§ **WORK REQUIRED**: Copy every line of the three items below word for word, leaving out the pictures.

#### DATA RECORDS

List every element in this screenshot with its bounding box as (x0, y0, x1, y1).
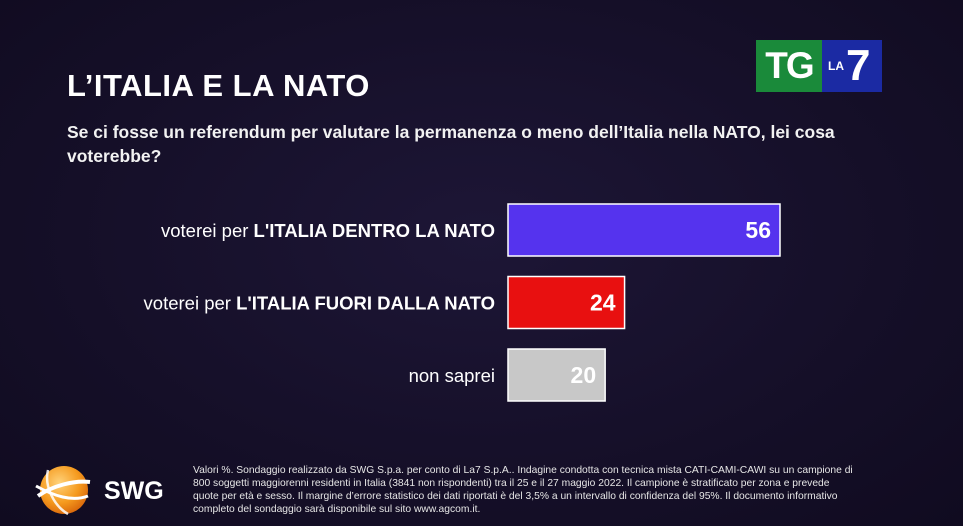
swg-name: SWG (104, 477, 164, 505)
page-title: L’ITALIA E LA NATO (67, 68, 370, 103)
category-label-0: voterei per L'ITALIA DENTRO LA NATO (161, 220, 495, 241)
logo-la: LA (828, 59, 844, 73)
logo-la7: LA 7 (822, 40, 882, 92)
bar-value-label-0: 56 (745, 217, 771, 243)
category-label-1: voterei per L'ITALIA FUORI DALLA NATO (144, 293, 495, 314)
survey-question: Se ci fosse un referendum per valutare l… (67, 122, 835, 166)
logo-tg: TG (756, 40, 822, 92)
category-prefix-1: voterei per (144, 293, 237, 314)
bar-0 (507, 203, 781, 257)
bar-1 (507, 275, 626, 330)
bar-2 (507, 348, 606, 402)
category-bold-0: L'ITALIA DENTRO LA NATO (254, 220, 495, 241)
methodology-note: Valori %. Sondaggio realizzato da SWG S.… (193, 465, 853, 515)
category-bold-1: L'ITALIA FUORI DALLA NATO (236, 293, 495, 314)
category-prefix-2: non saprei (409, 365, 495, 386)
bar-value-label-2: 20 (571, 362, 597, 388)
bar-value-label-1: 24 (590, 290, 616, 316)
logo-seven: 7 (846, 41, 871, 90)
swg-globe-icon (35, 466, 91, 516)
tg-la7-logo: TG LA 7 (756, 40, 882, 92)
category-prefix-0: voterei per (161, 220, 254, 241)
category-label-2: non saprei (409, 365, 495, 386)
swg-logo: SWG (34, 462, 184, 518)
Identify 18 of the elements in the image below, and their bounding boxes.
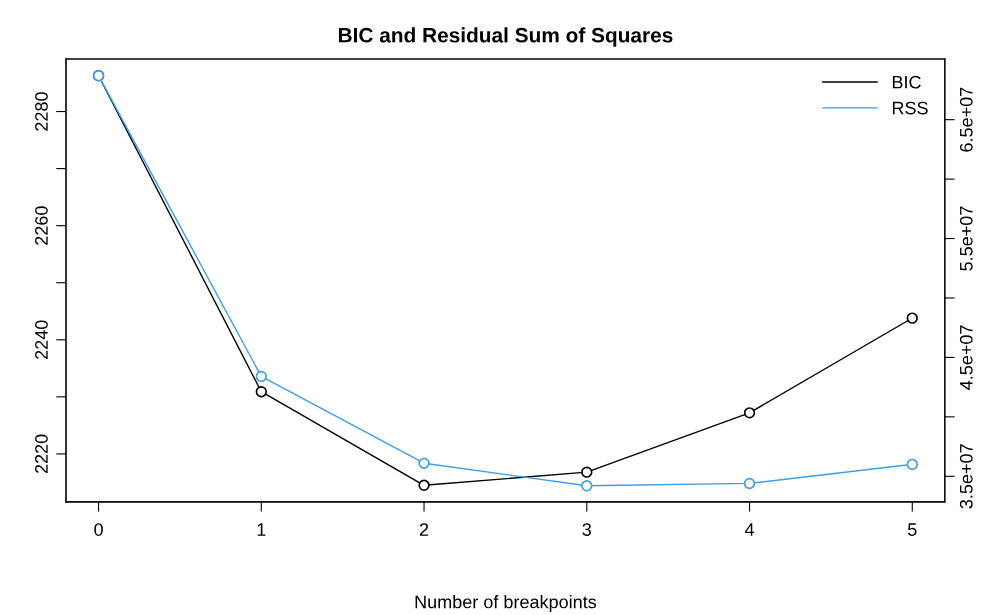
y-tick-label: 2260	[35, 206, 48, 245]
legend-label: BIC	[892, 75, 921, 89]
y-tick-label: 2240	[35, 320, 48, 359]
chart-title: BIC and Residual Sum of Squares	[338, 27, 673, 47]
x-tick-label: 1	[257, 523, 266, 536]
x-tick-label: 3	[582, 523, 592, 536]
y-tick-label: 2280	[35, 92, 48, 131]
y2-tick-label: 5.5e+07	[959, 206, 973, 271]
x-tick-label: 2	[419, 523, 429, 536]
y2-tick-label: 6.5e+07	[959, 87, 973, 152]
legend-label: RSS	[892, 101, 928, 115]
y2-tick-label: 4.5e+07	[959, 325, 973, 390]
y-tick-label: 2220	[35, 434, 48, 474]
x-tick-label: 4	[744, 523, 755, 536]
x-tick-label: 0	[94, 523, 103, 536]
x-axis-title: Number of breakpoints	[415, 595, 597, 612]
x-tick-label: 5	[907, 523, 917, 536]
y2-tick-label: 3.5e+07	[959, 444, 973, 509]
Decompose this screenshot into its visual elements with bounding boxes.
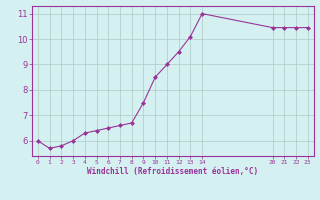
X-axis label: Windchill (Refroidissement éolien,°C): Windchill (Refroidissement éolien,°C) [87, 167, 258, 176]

########

§ **FULL RESPONSE**:
List every element in this screenshot with its bounding box as (x0, y0, x1, y1).
swg-name: SWG (104, 477, 164, 505)
page-title: L’ITALIA E LA NATO (67, 68, 370, 103)
category-label-0: voterei per L'ITALIA DENTRO LA NATO (161, 220, 495, 241)
logo-la: LA (828, 59, 844, 73)
logo-la7: LA 7 (822, 40, 882, 92)
bar-value-label-0: 56 (745, 217, 771, 243)
category-label-1: voterei per L'ITALIA FUORI DALLA NATO (144, 293, 495, 314)
survey-question: Se ci fosse un referendum per valutare l… (67, 122, 835, 166)
logo-tg: TG (756, 40, 822, 92)
category-prefix-1: voterei per (144, 293, 237, 314)
bar-0 (507, 203, 781, 257)
bar-1 (507, 275, 626, 330)
bar-2 (507, 348, 606, 402)
category-bold-0: L'ITALIA DENTRO LA NATO (254, 220, 495, 241)
methodology-note: Valori %. Sondaggio realizzato da SWG S.… (193, 465, 853, 515)
category-bold-1: L'ITALIA FUORI DALLA NATO (236, 293, 495, 314)
category-prefix-2: non saprei (409, 365, 495, 386)
bar-value-label-2: 20 (571, 362, 597, 388)
bar-value-label-1: 24 (590, 290, 616, 316)
logo-seven: 7 (846, 41, 871, 90)
swg-globe-icon (35, 466, 91, 516)
tg-la7-logo: TG LA 7 (756, 40, 882, 92)
category-prefix-0: voterei per (161, 220, 254, 241)
category-label-2: non saprei (409, 365, 495, 386)
swg-logo: SWG (34, 462, 184, 518)
Identify 18 of the elements in the image below, and their bounding boxes.
y-tick-label: 2260	[35, 206, 48, 245]
legend-label: BIC	[892, 75, 921, 89]
y-tick-label: 2240	[35, 320, 48, 359]
chart-title: BIC and Residual Sum of Squares	[338, 27, 673, 47]
x-tick-label: 1	[257, 523, 266, 536]
x-tick-label: 3	[582, 523, 592, 536]
y-tick-label: 2280	[35, 92, 48, 131]
y2-tick-label: 5.5e+07	[959, 206, 973, 271]
x-tick-label: 2	[419, 523, 429, 536]
y2-tick-label: 6.5e+07	[959, 87, 973, 152]
legend-label: RSS	[892, 101, 928, 115]
y2-tick-label: 4.5e+07	[959, 325, 973, 390]
y-tick-label: 2220	[35, 434, 48, 474]
x-tick-label: 4	[744, 523, 755, 536]
x-tick-label: 0	[94, 523, 103, 536]
x-axis-title: Number of breakpoints	[415, 595, 597, 612]
x-tick-label: 5	[907, 523, 917, 536]
y2-tick-label: 3.5e+07	[959, 444, 973, 509]
Decompose this screenshot into its visual elements with bounding boxes.
X-axis label: Windchill (Refroidissement éolien,°C): Windchill (Refroidissement éolien,°C) [87, 167, 258, 176]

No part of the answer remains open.